**GIVEN TEXT:**
3.1 Overview of the proposed CFIDNet

The overall pipeline of the proposed CFIDNet is illustrated in Fig. 2. The CFIDNet consists of two kinds of modules including the CFID and the backbone encoder. Following many previous methods [18, 23, 24, 61], we employ the commonly used ResNet-50 [71] as the backbone network and discard the average pooling layer and fully connected layer. Besides, the dilation rates of $3 \times 3$ convolutional layers in the last residual block are set to 2 to obtain feature maps with larger resolution. For simplicity, the depth map is converted to a three-channel image by replicating the single channel image into three channels.

Given a pair of input images with a spatial resolution of ${\text{H}} \times {\text{W}}$, we extract features at five stages from RGB and depth modalities, respectively. Since the extracted side-output features have different resolutions and channel numbers, we use $1 \times 1$ convolutional layers to reduce the channel number to 64, which not only facilitates various element-wise operations but also is effective in reducing computation and memory overhead. It is worth noting that the $1 \times 1$ convolutional layers are omitted in Fig. 2 for conciseness. The extracted side-output features from RGB and depth modalities are then denoted as $\{ F_{i}^{r} |i = 1,2,3,4,5\}$ and $\{ F_{i}^{d} |i = 1,2,3,4,5\}$, respectively. The resolutions of these features can be obtained by computing:

$$ \left\{ {\begin{array}{*{20}c} {\frac{H}{{2^{i} }} \times \frac{W}{{2^{i} }},\,\,\,\,i = 1,2,3,4} \\ {\frac{H}{{2^{i - 1} }} \times \frac{W}{{2^{i - 1} }}, \,\, i = 5} \\ \end{array} } \right. $$

(1)

Each pair of multi-modality features (i.e., $F_{i}^{r}$ and $F_{i}^{{\text{d}}}$) is then fed into a FEM to generate the corresponding enhanced feature, which is denoted as $F_{i}^{0} \left( {i = 1,2,3,4,5} \right).$ In the FEM, the complementary information between the multi-modality features is excavated to generate robust fused feature. After obtaining these multi-level fused features, a sequence of FIDs is leveraged to refine them iteratively. It is worth noting that the spatial resolution of an input feature of an FID is the same as that of the corresponding output one. Thus, the outputs of the former FID can be directly utilized as the inputs of the latter one. The CFIDNet can be trained in an end-to-end manner without using any preprocessing (e.g., HHA [72]) or postprocessing (e.g., CRF [73]) methods. Besides, inspired by [18, 20, 34], aside from the dominant losses corresponding to side-output features with the largest spatial resolution, other side-output features of the last decoder are also utilized to compute the auxiliary losses to facilitate optimization. Experimental results show that equipped with two FIDs, the CFIDNet is able to segment salient objects accurately and achieves an average inference speed of 22FPS on a single NVIDIA Titan Xp GPU.

**DATA LINES:**
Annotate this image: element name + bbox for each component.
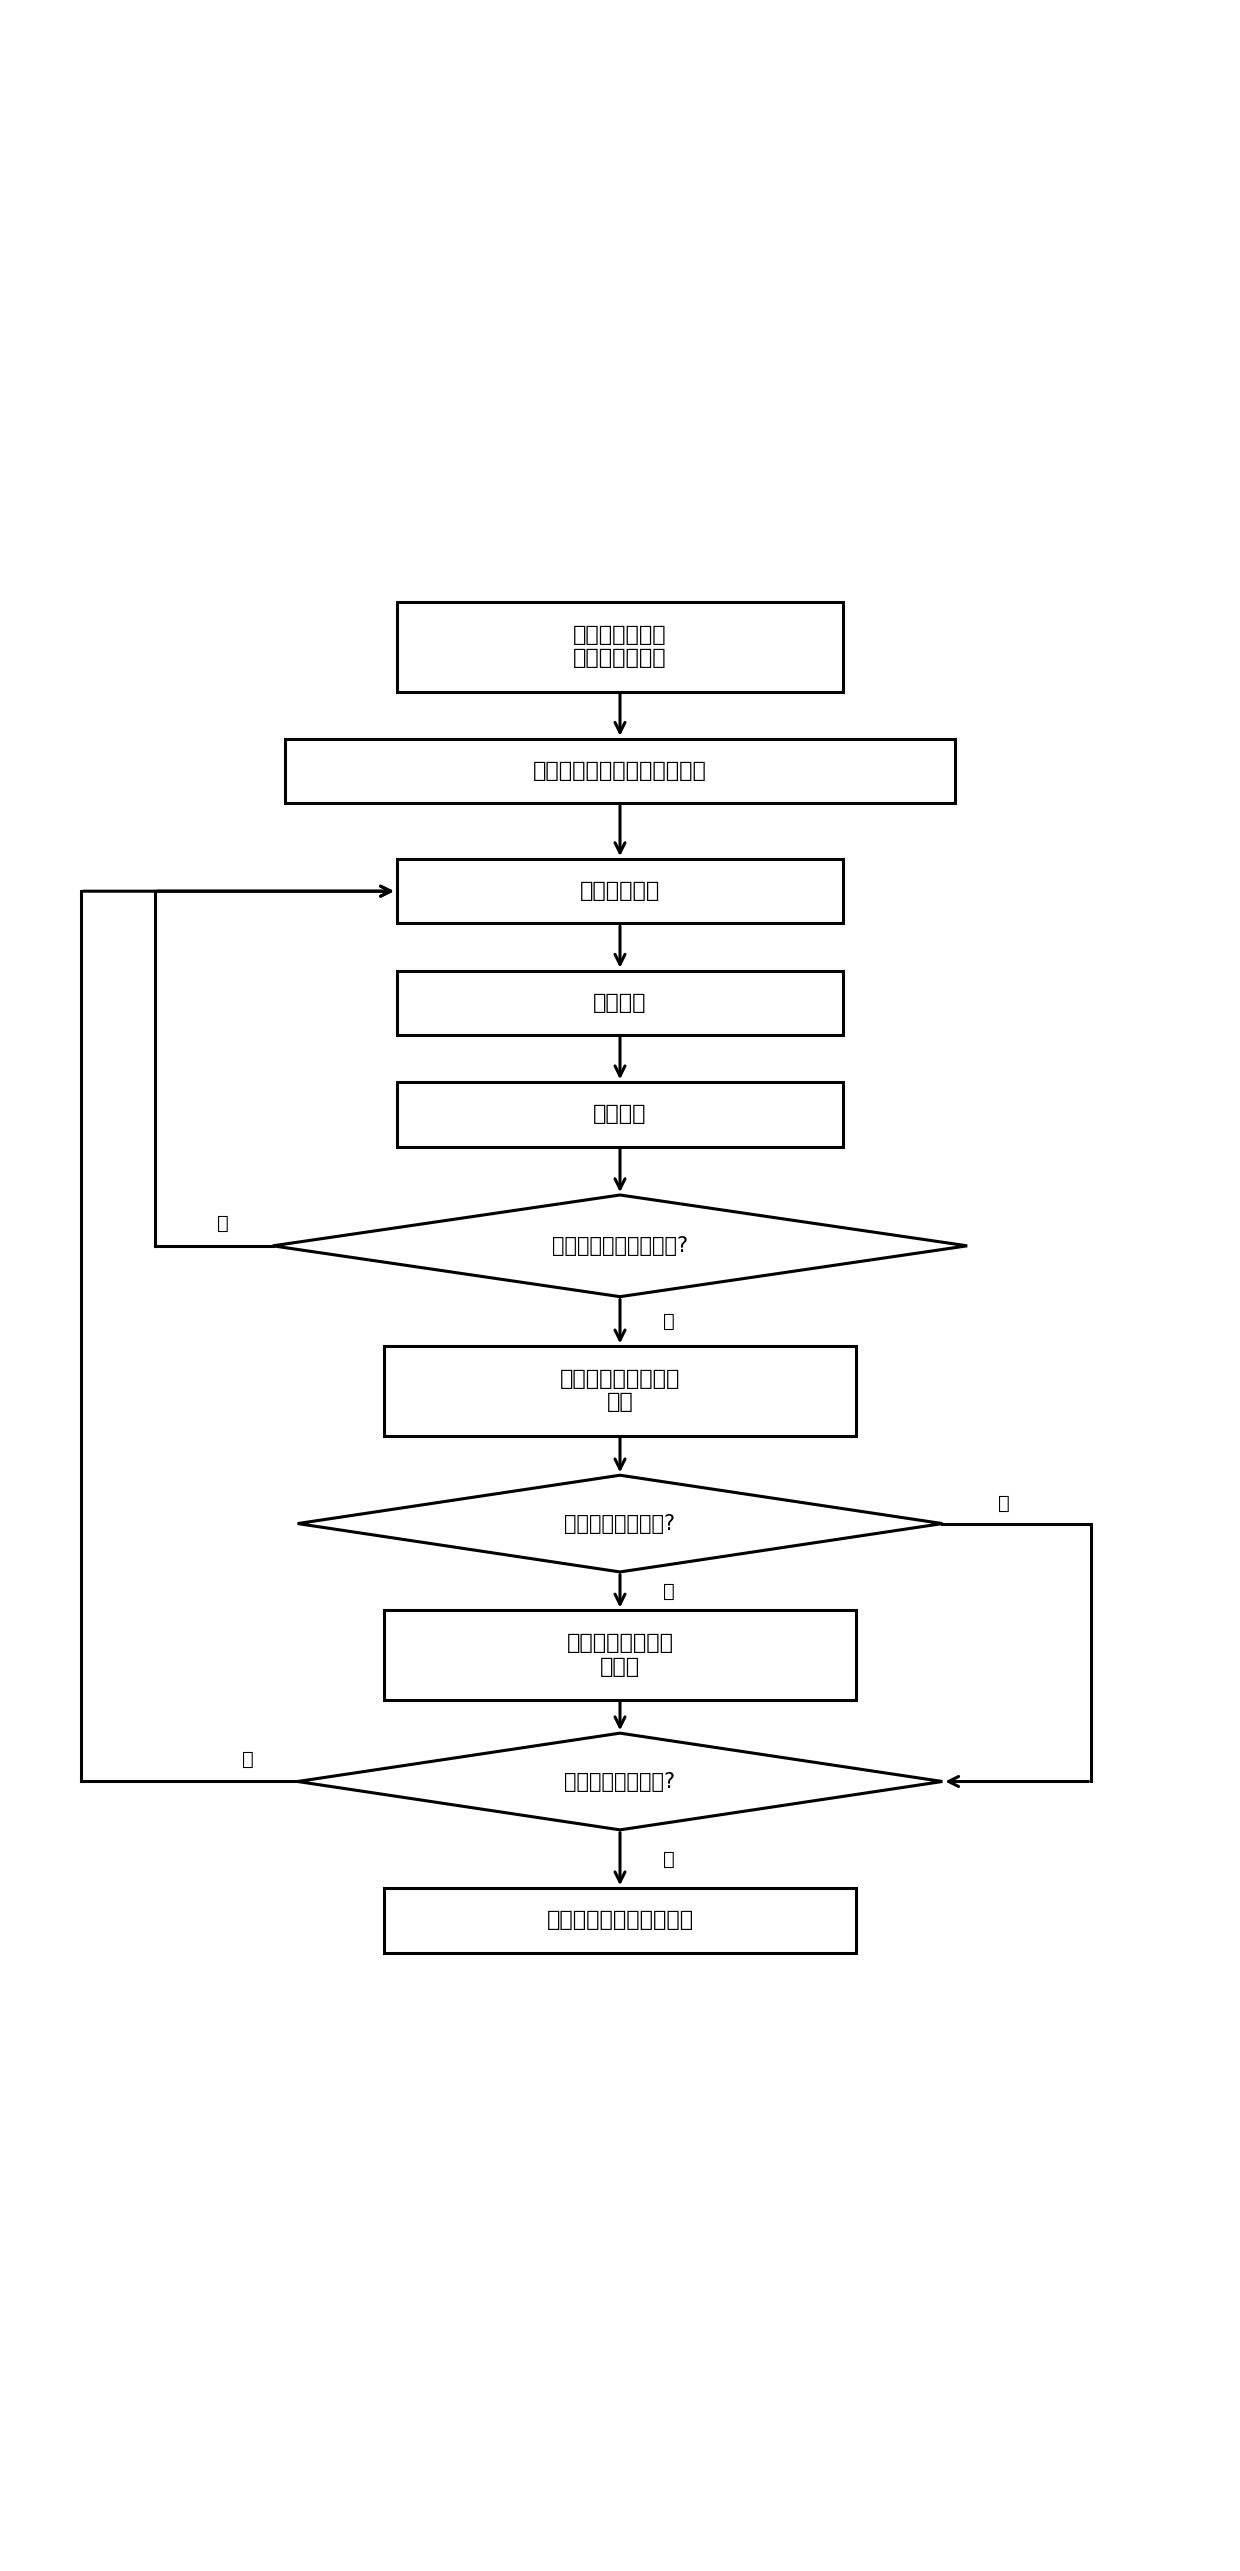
Text: 是: 是	[663, 1311, 675, 1332]
Bar	[397, 602, 843, 692]
Text: 是: 是	[663, 1581, 675, 1602]
Polygon shape	[273, 1196, 967, 1296]
Text: 否: 否	[998, 1494, 1009, 1514]
Bar	[397, 1082, 843, 1147]
Polygon shape	[298, 1476, 942, 1571]
Bar	[397, 969, 843, 1036]
Text: 计算粒子种群的适应度并排序: 计算粒子种群的适应度并排序	[533, 761, 707, 782]
Text: 交叉运算: 交叉运算	[593, 992, 647, 1013]
Text: 变异运算: 变异运算	[593, 1106, 647, 1124]
Text: 子种群间信息交互
和更新: 子种群间信息交互 和更新	[567, 1633, 673, 1676]
Text: 初始化运行参数
初始化粒子种群: 初始化运行参数 初始化粒子种群	[573, 625, 667, 668]
Bar	[397, 859, 843, 923]
Bar	[384, 1887, 856, 1951]
Polygon shape	[298, 1733, 942, 1831]
Text: 选择粒子种群: 选择粒子种群	[580, 882, 660, 902]
Bar	[285, 738, 955, 802]
Text: 否: 否	[217, 1214, 229, 1234]
Bar	[384, 1347, 856, 1435]
Text: 是否满足约束条件?: 是否满足约束条件?	[564, 1771, 676, 1792]
Text: 否: 否	[242, 1751, 254, 1769]
Bar	[384, 1609, 856, 1699]
Text: 是: 是	[663, 1849, 675, 1869]
Text: 粒子种群是否运行完毕?: 粒子种群是否运行完毕?	[552, 1237, 688, 1255]
Text: 更新子种群并计算适
应度: 更新子种群并计算适 应度	[559, 1370, 681, 1411]
Text: 输出充电设备的最优配置: 输出充电设备的最优配置	[547, 1910, 693, 1931]
Text: 是否满足更新条件?: 是否满足更新条件?	[564, 1514, 676, 1532]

**TASKS TO COMPLETE:**
1 > From the CFIDNet overview, quote the passage from "The overall pipeline" to "into three channels.".
2 > Answer these questions from the CFIDNet overview:
(a) Which network serves as the backbone?
(b) To what channel number do the 1 × 1 convolutional layers reduce the side-output features?
(c) What average inference speed does the CFIDNet reach, and on what hardware?
3 > Translate this sentence from the CFIDNet overview into German: "It is worth noting that the spatial resolution of an input feature of an FID is the same as that of the corresponding output one."

**WRITTEN RESPONSES:**
1 >
The overall pipeline of the proposed CFIDNet is illustrated in Fig. 2. The CFIDNet consists of two kinds of modules including the CFID and the backbone encoder. Following many previous methods [18, 23, 24, 61], we employ the commonly used ResNet-50 [71] as the backbone network and discard the average pooling layer and fully connected layer. Besides, the dilation rates of $3 \times 3$ convolutional layers in the last residual block are set to 2 to obtain feature maps with larger resolution. For simplicity, the depth map is converted to a three-channel image by replicating the single channel image into three channels.

2 >
(a) ResNet-50
(b) 64
(c) 22 FPS on a single NVIDIA Titan Xp GPU

3 > Es ist anzumerken, dass die räumliche Auflösung eines Eingangsmerkmals eines FID dieselbe ist wie die des entsprechenden Ausgangsmerkmals.